» What the task requires
Extract from the listing each line in which the word "entre" appears.

— start Records for the task —

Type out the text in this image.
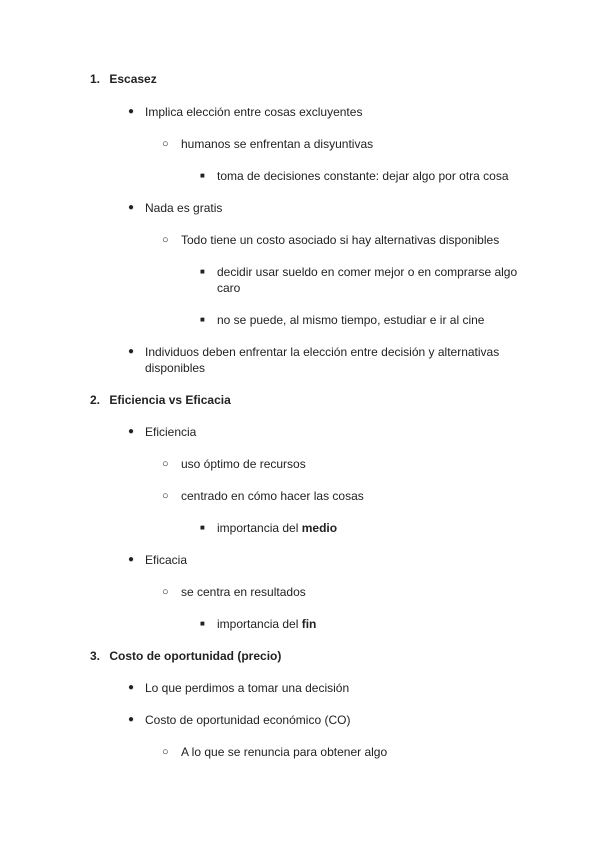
1. Escasez
● Implica elección entre cosas excluyentes
○ humanos se enfrentan a disyuntivas
■ toma de decisiones constante: dejar algo por otra cosa
● Nada es gratis
○ Todo tiene un costo asociado si hay alternativas disponibles
■ decidir usar sueldo en comer mejor o en comprarse algo caro
■ no se puede, al mismo tiempo, estudiar e ir al cine
● Individuos deben enfrentar la elección entre decisión y alternativas disponibles
2. Eficiencia vs Eficacia
● Eficiencia
○ uso óptimo de recursos
○ centrado en cómo hacer las cosas
■ importancia del medio
● Eficacia
○ se centra en resultados
■ importancia del fin
3. Costo de oportunidad (precio)
● Lo que perdimos a tomar una decisión
● Costo de oportunidad económico (CO)
○ A lo que se renuncia para obtener algo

— end Records for the task —

» Solution for this problem
● Implica elección entre cosas excluyentes
● Individuos deben enfrentar la elección entre decisión y alternativas disponibles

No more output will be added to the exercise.